Exercise prompt:
Pick out and copy every line below that has the word "каждой".

Dataset items

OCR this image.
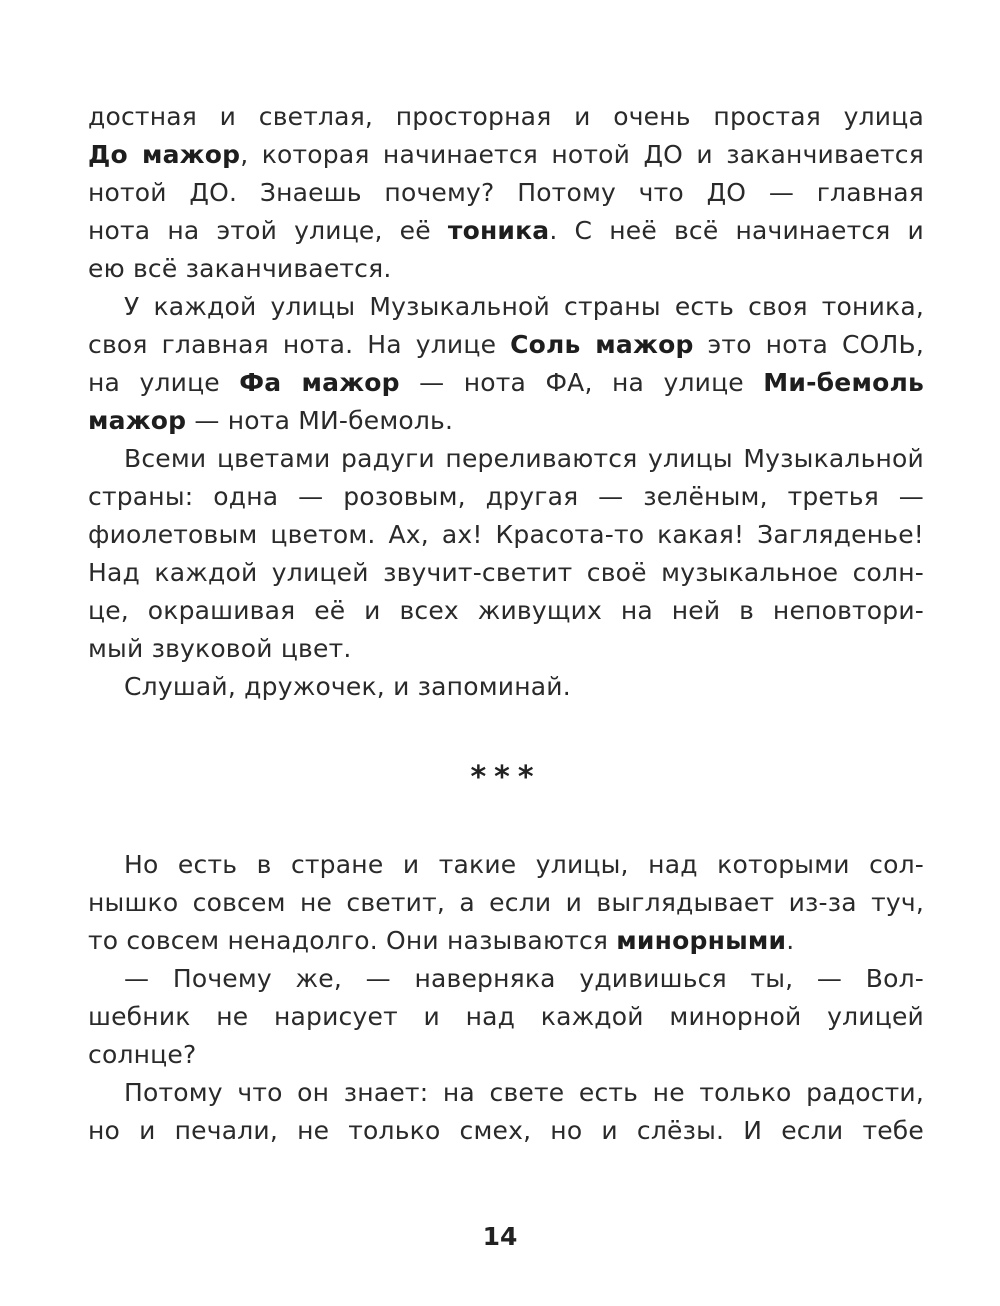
достная и светлая, просторная и очень простая улица
До мажор, которая начинается нотой ДО и заканчивается
нотой ДО. Знаешь почему? Потому что ДО — главная
нота на этой улице, её тоника. С неё всё начинается и
ею всё заканчивается.
У каждой улицы Музыкальной страны есть своя тоника,
своя главная нота. На улице Соль мажор это нота СОЛЬ,
на улице Фа мажор — нота ФА, на улице Ми-бемоль
мажор — нота МИ-бемоль.
Всеми цветами радуги переливаются улицы Музыкальной
страны: одна — розовым, другая — зелёным, третья —
фиолетовым цветом. Ах, ах! Красота-то какая! Загляденье!
Над каждой улицей звучит-светит своё музыкальное солн-
це, окрашивая её и всех живущих на ней в неповтори-
мый звуковой цвет.
Слушай, дружочек, и запоминай.
***
Но есть в стране и такие улицы, над которыми сол-
нышко совсем не светит, а если и выглядывает из-за туч,
то совсем ненадолго. Они называются минорными.
— Почему же, — наверняка удивишься ты, — Вол-
шебник не нарисует и над каждой минорной улицей
солнце?
Потому что он знает: на свете есть не только радости,
но и печали, не только смех, но и слёзы. И если тебе
14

Response to this task:
У каждой улицы Музыкальной страны есть своя тоника,
Над каждой улицей звучит-светит своё музыкальное солн-
шебник не нарисует и над каждой минорной улицей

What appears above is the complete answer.